## Task brief
Repeat the data below exactly, dropping any pictures it holds.
▶
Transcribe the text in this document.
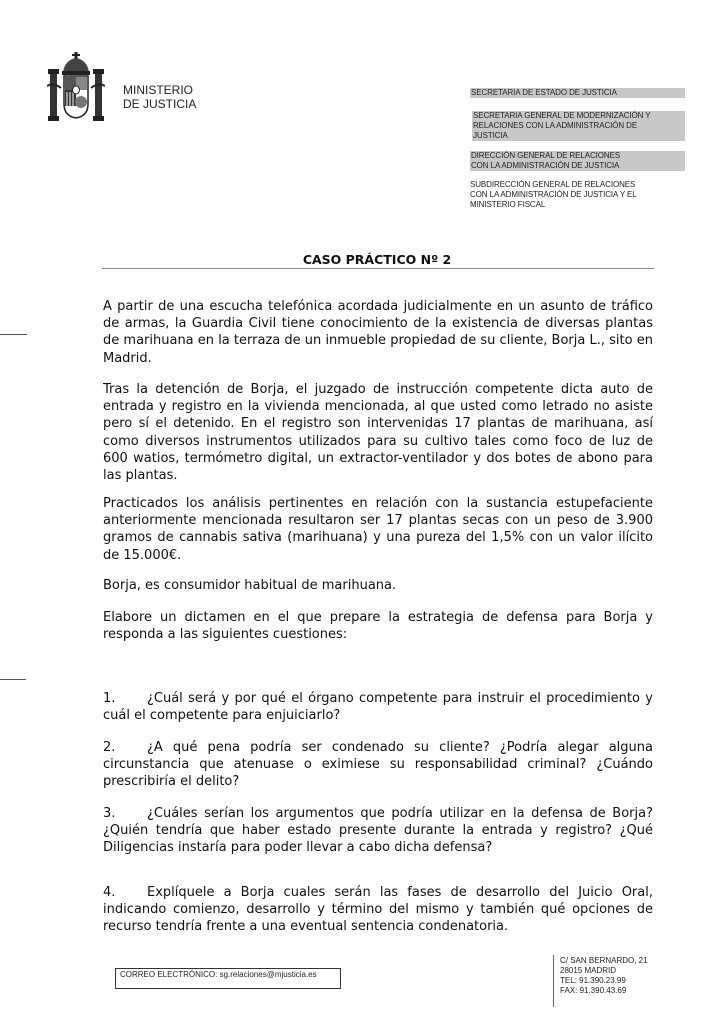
MINISTERIO
DE JUSTICIA
SECRETARIA DE ESTADO DE JUSTICIA
SECRETARIA GENERAL DE MODERNIZACIÓN Y
RELACIONES CON LA ADMINISTRACIÓN DE
JUSTICIA
DIRECCIÓN GENERAL DE RELACIONES
CON LA ADMINISTRACIÓN DE JUSTICIA
SUBDIRECCIÓN GENERAL DE RELACIONES
CON LA ADMINISTRACIÓN DE JUSTICIA Y EL
MINISTERIO FISCAL
CASO PRÁCTICO Nº 2
A partir de una escucha telefónica acordada judicialmente en un asunto de tráfico de armas, la Guardia Civil tiene conocimiento de la existencia de diversas plantas de marihuana en la terraza de un inmueble propiedad de su cliente, Borja L., sito en Madrid.
Tras la detención de Borja, el juzgado de instrucción competente dicta auto de entrada y registro en la vivienda mencionada, al que usted como letrado no asiste pero sí el detenido. En el registro son intervenidas 17 plantas de marihuana, así como diversos instrumentos utilizados para su cultivo tales como foco de luz de 600 watios, termómetro digital, un extractor-ventilador y dos botes de abono para las plantas.
Practicados los análisis pertinentes en relación con la sustancia estupefaciente anteriormente mencionada resultaron ser 17 plantas secas con un peso de 3.900 gramos de cannabis sativa (marihuana) y una pureza del 1,5% con un valor ilícito de 15.000€.
Borja, es consumidor habitual de marihuana.
Elabore un dictamen en el que prepare la estrategia de defensa para Borja y responda a las siguientes cuestiones:
1. ¿Cuál será y por qué el órgano competente para instruir el procedimiento y cuál el competente para enjuiciarlo?
2. ¿A qué pena podría ser condenado su cliente? ¿Podría alegar alguna circunstancia que atenuase o eximiese su responsabilidad criminal? ¿Cuándo prescribiría el delito?
3. ¿Cuáles serían los argumentos que podría utilizar en la defensa de Borja? ¿Quién tendría que haber estado presente durante la entrada y registro? ¿Qué Diligencias instaría para poder llevar a cabo dicha defensa?
4. Explíquele a Borja cuales serán las fases de desarrollo del Juicio Oral, indicando comienzo, desarrollo y término del mismo y también qué opciones de recurso tendría frente a una eventual sentencia condenatoria.
CORREO ELECTRÓNICO: sg.relaciones@mjusticia.es
C/ SAN BERNARDO, 21
28015 MADRID
TEL: 91.390.23.99
FAX: 91.390.43.69
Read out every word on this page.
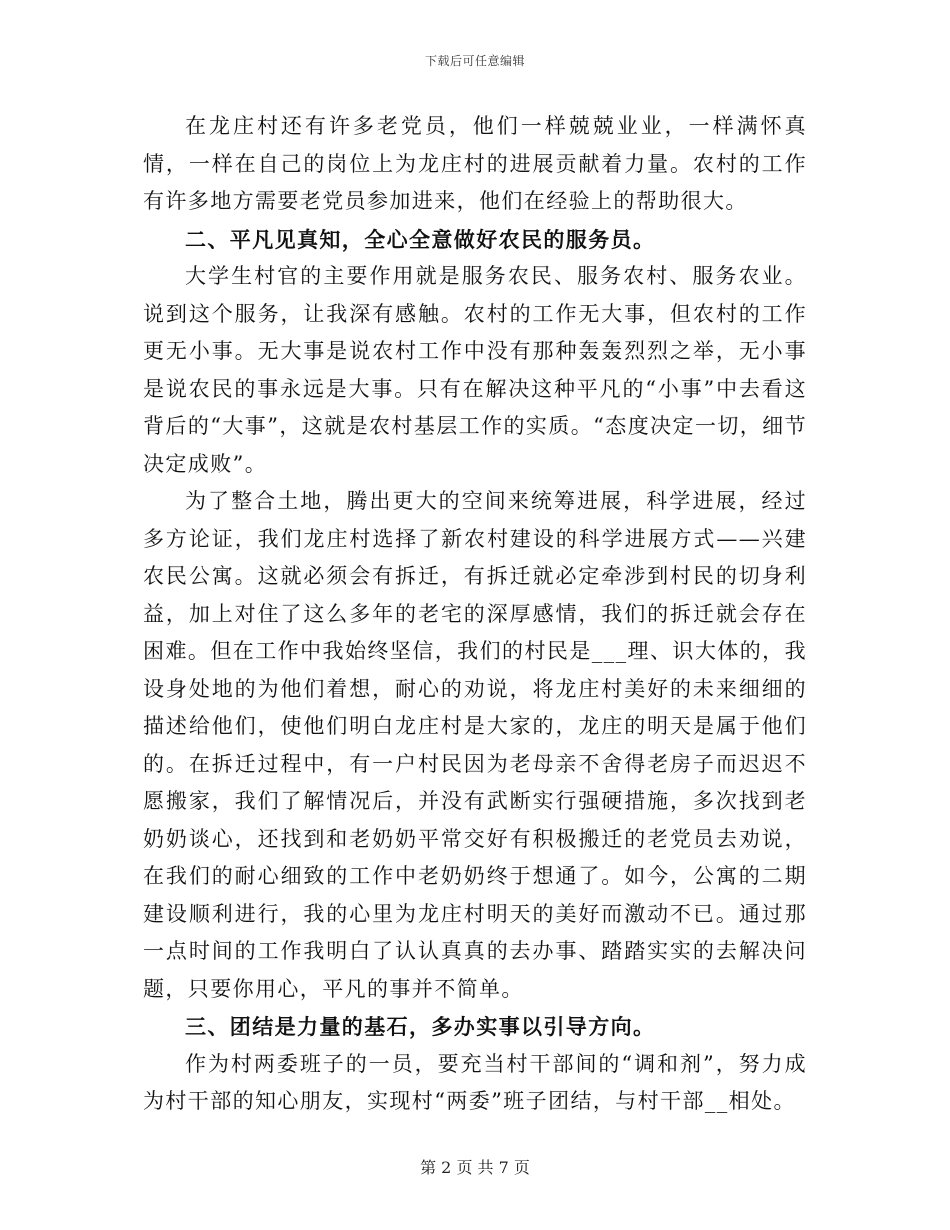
下载后可任意编辑

在龙庄村还有许多老党员，他们一样兢兢业业，一样满怀真情，一样在自己的岗位上为龙庄村的进展贡献着力量。农村的工作有许多地方需要老党员参加进来，他们在经验上的帮助很大。

二、平凡见真知，全心全意做好农民的服务员。

大学生村官的主要作用就是服务农民、服务农村、服务农业。说到这个服务，让我深有感触。农村的工作无大事，但农村的工作更无小事。无大事是说农村工作中没有那种轰轰烈烈之举，无小事是说农民的事永远是大事。只有在解决这种平凡的“小事”中去看这背后的“大事”，这就是农村基层工作的实质。“态度决定一切，细节决定成败”。

为了整合土地，腾出更大的空间来统筹进展，科学进展，经过多方论证，我们龙庄村选择了新农村建设的科学进展方式——兴建农民公寓。这就必须会有拆迁，有拆迁就必定牵涉到村民的切身利益，加上对住了这么多年的老宅的深厚感情，我们的拆迁就会存在困难。但在工作中我始终坚信，我们的村民是___理、识大体的，我设身处地的为他们着想，耐心的劝说，将龙庄村美好的未来细细的描述给他们，使他们明白龙庄村是大家的，龙庄的明天是属于他们的。在拆迁过程中，有一户村民因为老母亲不舍得老房子而迟迟不愿搬家，我们了解情况后，并没有武断实行强硬措施，多次找到老奶奶谈心，还找到和老奶奶平常交好有积极搬迁的老党员去劝说，在我们的耐心细致的工作中老奶奶终于想通了。如今，公寓的二期建设顺利进行，我的心里为龙庄村明天的美好而激动不已。通过那一点时间的工作我明白了认认真真的去办事、踏踏实实的去解决问题，只要你用心，平凡的事并不简单。

三、团结是力量的基石，多办实事以引导方向。

作为村两委班子的一员，要充当村干部间的“调和剂”，努力成为村干部的知心朋友，实现村“两委”班子团结，与村干部__相处。

第 2 页 共 7 页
◀
## Completed exercise
Transcribe the text in this document.
MINISTERIO
DE JUSTICIA
SECRETARIA DE ESTADO DE JUSTICIA
SECRETARIA GENERAL DE MODERNIZACIÓN Y
RELACIONES CON LA ADMINISTRACIÓN DE
JUSTICIA
DIRECCIÓN GENERAL DE RELACIONES
CON LA ADMINISTRACIÓN DE JUSTICIA
SUBDIRECCIÓN GENERAL DE RELACIONES
CON LA ADMINISTRACIÓN DE JUSTICIA Y EL
MINISTERIO FISCAL
CASO PRÁCTICO Nº 2
A partir de una escucha telefónica acordada judicialmente en un asunto de tráfico de armas, la Guardia Civil tiene conocimiento de la existencia de diversas plantas de marihuana en la terraza de un inmueble propiedad de su cliente, Borja L., sito en Madrid.
Tras la detención de Borja, el juzgado de instrucción competente dicta auto de entrada y registro en la vivienda mencionada, al que usted como letrado no asiste pero sí el detenido. En el registro son intervenidas 17 plantas de marihuana, así como diversos instrumentos utilizados para su cultivo tales como foco de luz de 600 watios, termómetro digital, un extractor-ventilador y dos botes de abono para las plantas.
Practicados los análisis pertinentes en relación con la sustancia estupefaciente anteriormente mencionada resultaron ser 17 plantas secas con un peso de 3.900 gramos de cannabis sativa (marihuana) y una pureza del 1,5% con un valor ilícito de 15.000€.
Borja, es consumidor habitual de marihuana.
Elabore un dictamen en el que prepare la estrategia de defensa para Borja y responda a las siguientes cuestiones:
1. ¿Cuál será y por qué el órgano competente para instruir el procedimiento y cuál el competente para enjuiciarlo?
2. ¿A qué pena podría ser condenado su cliente? ¿Podría alegar alguna circunstancia que atenuase o eximiese su responsabilidad criminal? ¿Cuándo prescribiría el delito?
3. ¿Cuáles serían los argumentos que podría utilizar en la defensa de Borja? ¿Quién tendría que haber estado presente durante la entrada y registro? ¿Qué Diligencias instaría para poder llevar a cabo dicha defensa?
4. Explíquele a Borja cuales serán las fases de desarrollo del Juicio Oral, indicando comienzo, desarrollo y término del mismo y también qué opciones de recurso tendría frente a una eventual sentencia condenatoria.
CORREO ELECTRÓNICO: sg.relaciones@mjusticia.es
C/ SAN BERNARDO, 21
28015 MADRID
TEL: 91.390.23.99
FAX: 91.390.43.69
Read out every word on this page.
下载后可任意编辑

在龙庄村还有许多老党员，他们一样兢兢业业，一样满怀真情，一样在自己的岗位上为龙庄村的进展贡献着力量。农村的工作有许多地方需要老党员参加进来，他们在经验上的帮助很大。

二、平凡见真知，全心全意做好农民的服务员。

大学生村官的主要作用就是服务农民、服务农村、服务农业。说到这个服务，让我深有感触。农村的工作无大事，但农村的工作更无小事。无大事是说农村工作中没有那种轰轰烈烈之举，无小事是说农民的事永远是大事。只有在解决这种平凡的“小事”中去看这背后的“大事”，这就是农村基层工作的实质。“态度决定一切，细节决定成败”。

为了整合土地，腾出更大的空间来统筹进展，科学进展，经过多方论证，我们龙庄村选择了新农村建设的科学进展方式——兴建农民公寓。这就必须会有拆迁，有拆迁就必定牵涉到村民的切身利益，加上对住了这么多年的老宅的深厚感情，我们的拆迁就会存在困难。但在工作中我始终坚信，我们的村民是___理、识大体的，我设身处地的为他们着想，耐心的劝说，将龙庄村美好的未来细细的描述给他们，使他们明白龙庄村是大家的，龙庄的明天是属于他们的。在拆迁过程中，有一户村民因为老母亲不舍得老房子而迟迟不愿搬家，我们了解情况后，并没有武断实行强硬措施，多次找到老奶奶谈心，还找到和老奶奶平常交好有积极搬迁的老党员去劝说，在我们的耐心细致的工作中老奶奶终于想通了。如今，公寓的二期建设顺利进行，我的心里为龙庄村明天的美好而激动不已。通过那一点时间的工作我明白了认认真真的去办事、踏踏实实的去解决问题，只要你用心，平凡的事并不简单。

三、团结是力量的基石，多办实事以引导方向。

作为村两委班子的一员，要充当村干部间的“调和剂”，努力成为村干部的知心朋友，实现村“两委”班子团结，与村干部__相处。

第 2 页 共 7 页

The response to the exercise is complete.